Output every line below without omitting or altering anything.

-- START OF GIVEN RECORDS --

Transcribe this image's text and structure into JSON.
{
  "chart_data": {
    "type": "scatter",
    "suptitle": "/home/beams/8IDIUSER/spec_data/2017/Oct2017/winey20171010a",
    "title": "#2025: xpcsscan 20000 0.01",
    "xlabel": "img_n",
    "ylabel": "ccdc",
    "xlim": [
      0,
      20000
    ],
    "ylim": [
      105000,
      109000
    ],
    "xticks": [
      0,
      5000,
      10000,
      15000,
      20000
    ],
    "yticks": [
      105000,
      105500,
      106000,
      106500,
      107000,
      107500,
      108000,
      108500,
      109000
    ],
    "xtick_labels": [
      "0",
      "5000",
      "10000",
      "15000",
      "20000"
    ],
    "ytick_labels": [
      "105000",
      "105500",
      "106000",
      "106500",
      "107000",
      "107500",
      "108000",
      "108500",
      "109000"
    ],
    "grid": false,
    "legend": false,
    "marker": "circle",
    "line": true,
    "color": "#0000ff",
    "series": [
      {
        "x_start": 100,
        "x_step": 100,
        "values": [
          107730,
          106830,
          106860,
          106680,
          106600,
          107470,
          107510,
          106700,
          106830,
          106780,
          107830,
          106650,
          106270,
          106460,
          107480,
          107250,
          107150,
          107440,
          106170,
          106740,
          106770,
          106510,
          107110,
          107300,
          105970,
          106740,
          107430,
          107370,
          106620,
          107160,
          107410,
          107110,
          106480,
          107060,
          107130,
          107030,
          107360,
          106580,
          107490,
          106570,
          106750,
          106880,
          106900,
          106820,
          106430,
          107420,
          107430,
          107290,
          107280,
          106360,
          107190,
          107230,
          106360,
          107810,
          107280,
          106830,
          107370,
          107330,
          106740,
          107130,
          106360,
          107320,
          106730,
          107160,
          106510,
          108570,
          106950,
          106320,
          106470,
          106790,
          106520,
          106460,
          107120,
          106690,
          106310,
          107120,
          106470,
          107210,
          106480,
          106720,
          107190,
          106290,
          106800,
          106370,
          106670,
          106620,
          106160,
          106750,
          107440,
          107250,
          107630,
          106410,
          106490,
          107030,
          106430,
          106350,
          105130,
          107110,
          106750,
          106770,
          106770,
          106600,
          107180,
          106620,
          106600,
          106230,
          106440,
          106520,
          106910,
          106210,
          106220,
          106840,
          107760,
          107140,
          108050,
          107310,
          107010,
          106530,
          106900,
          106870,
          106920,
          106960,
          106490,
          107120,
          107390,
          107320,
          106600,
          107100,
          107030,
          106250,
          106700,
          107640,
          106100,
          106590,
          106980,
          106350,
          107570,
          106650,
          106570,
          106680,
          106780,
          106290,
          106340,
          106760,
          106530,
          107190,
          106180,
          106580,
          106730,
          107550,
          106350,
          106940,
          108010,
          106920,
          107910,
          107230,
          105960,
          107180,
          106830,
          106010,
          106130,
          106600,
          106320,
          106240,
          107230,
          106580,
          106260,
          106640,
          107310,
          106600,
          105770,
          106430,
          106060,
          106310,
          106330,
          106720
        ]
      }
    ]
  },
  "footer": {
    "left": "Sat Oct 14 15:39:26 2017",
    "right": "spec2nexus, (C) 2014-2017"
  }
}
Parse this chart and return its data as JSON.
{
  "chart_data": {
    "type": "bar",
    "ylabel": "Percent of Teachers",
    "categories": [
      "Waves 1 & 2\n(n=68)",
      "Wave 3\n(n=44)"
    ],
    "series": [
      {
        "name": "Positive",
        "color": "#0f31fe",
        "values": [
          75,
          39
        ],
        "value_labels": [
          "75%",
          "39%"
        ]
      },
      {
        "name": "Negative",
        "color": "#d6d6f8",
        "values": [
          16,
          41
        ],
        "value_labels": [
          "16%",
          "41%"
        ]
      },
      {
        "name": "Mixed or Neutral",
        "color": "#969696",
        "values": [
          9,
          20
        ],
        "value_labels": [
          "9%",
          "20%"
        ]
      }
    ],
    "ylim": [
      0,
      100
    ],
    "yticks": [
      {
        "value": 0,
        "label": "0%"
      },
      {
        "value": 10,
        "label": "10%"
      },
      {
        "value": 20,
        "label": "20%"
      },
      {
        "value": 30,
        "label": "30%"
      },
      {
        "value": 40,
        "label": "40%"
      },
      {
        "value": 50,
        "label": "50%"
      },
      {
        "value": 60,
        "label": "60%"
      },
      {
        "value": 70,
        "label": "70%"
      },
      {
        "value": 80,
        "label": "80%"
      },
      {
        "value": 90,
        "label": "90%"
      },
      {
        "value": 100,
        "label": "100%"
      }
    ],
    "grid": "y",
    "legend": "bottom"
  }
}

-- END OF GIVEN RECORDS --

PROBLEM SOLUTION:
Transcribe this image's text and structure into JSON.
{
  "chart_data": {
    "type": "scatter",
    "suptitle": "/home/beams/8IDIUSER/spec_data/2017/Oct2017/winey20171010a",
    "title": "#2025: xpcsscan 20000 0.01",
    "xlabel": "img_n",
    "ylabel": "ccdc",
    "xlim": [
      0,
      20000
    ],
    "ylim": [
      105000,
      109000
    ],
    "xticks": [
      0,
      5000,
      10000,
      15000,
      20000
    ],
    "yticks": [
      105000,
      105500,
      106000,
      106500,
      107000,
      107500,
      108000,
      108500,
      109000
    ],
    "xtick_labels": [
      "0",
      "5000",
      "10000",
      "15000",
      "20000"
    ],
    "ytick_labels": [
      "105000",
      "105500",
      "106000",
      "106500",
      "107000",
      "107500",
      "108000",
      "108500",
      "109000"
    ],
    "grid": false,
    "legend": false,
    "marker": "circle",
    "line": true,
    "color": "#0000ff",
    "series": [
      {
        "x_start": 100,
        "x_step": 100,
        "values": [
          107730,
          106830,
          106860,
          106680,
          106600,
          107470,
          107510,
          106700,
          106830,
          106780,
          107830,
          106650,
          106270,
          106460,
          107480,
          107250,
          107150,
          107440,
          106170,
          106740,
          106770,
          106510,
          107110,
          107300,
          105970,
          106740,
          107430,
          107370,
          106620,
          107160,
          107410,
          107110,
          106480,
          107060,
          107130,
          107030,
          107360,
          106580,
          107490,
          106570,
          106750,
          106880,
          106900,
          106820,
          106430,
          107420,
          107430,
          107290,
          107280,
          106360,
          107190,
          107230,
          106360,
          107810,
          107280,
          106830,
          107370,
          107330,
          106740,
          107130,
          106360,
          107320,
          106730,
          107160,
          106510,
          108570,
          106950,
          106320,
          106470,
          106790,
          106520,
          106460,
          107120,
          106690,
          106310,
          107120,
          106470,
          107210,
          106480,
          106720,
          107190,
          106290,
          106800,
          106370,
          106670,
          106620,
          106160,
          106750,
          107440,
          107250,
          107630,
          106410,
          106490,
          107030,
          106430,
          106350,
          105130,
          107110,
          106750,
          106770,
          106770,
          106600,
          107180,
          106620,
          106600,
          106230,
          106440,
          106520,
          106910,
          106210,
          106220,
          106840,
          107760,
          107140,
          108050,
          107310,
          107010,
          106530,
          106900,
          106870,
          106920,
          106960,
          106490,
          107120,
          107390,
          107320,
          106600,
          107100,
          107030,
          106250,
          106700,
          107640,
          106100,
          106590,
          106980,
          106350,
          107570,
          106650,
          106570,
          106680,
          106780,
          106290,
          106340,
          106760,
          106530,
          107190,
          106180,
          106580,
          106730,
          107550,
          106350,
          106940,
          108010,
          106920,
          107910,
          107230,
          105960,
          107180,
          106830,
          106010,
          106130,
          106600,
          106320,
          106240,
          107230,
          106580,
          106260,
          106640,
          107310,
          106600,
          105770,
          106430,
          106060,
          106310,
          106330,
          106720
        ]
      }
    ]
  },
  "footer": {
    "left": "Sat Oct 14 15:39:26 2017",
    "right": "spec2nexus, (C) 2014-2017"
  }
}
Parse this chart and return its data as JSON.
{
  "chart_data": {
    "type": "bar",
    "ylabel": "Percent of Teachers",
    "categories": [
      "Waves 1 & 2\n(n=68)",
      "Wave 3\n(n=44)"
    ],
    "series": [
      {
        "name": "Positive",
        "color": "#0f31fe",
        "values": [
          75,
          39
        ],
        "value_labels": [
          "75%",
          "39%"
        ]
      },
      {
        "name": "Negative",
        "color": "#d6d6f8",
        "values": [
          16,
          41
        ],
        "value_labels": [
          "16%",
          "41%"
        ]
      },
      {
        "name": "Mixed or Neutral",
        "color": "#969696",
        "values": [
          9,
          20
        ],
        "value_labels": [
          "9%",
          "20%"
        ]
      }
    ],
    "ylim": [
      0,
      100
    ],
    "yticks": [
      {
        "value": 0,
        "label": "0%"
      },
      {
        "value": 10,
        "label": "10%"
      },
      {
        "value": 20,
        "label": "20%"
      },
      {
        "value": 30,
        "label": "30%"
      },
      {
        "value": 40,
        "label": "40%"
      },
      {
        "value": 50,
        "label": "50%"
      },
      {
        "value": 60,
        "label": "60%"
      },
      {
        "value": 70,
        "label": "70%"
      },
      {
        "value": 80,
        "label": "80%"
      },
      {
        "value": 90,
        "label": "90%"
      },
      {
        "value": 100,
        "label": "100%"
      }
    ],
    "grid": "y",
    "legend": "bottom"
  }
}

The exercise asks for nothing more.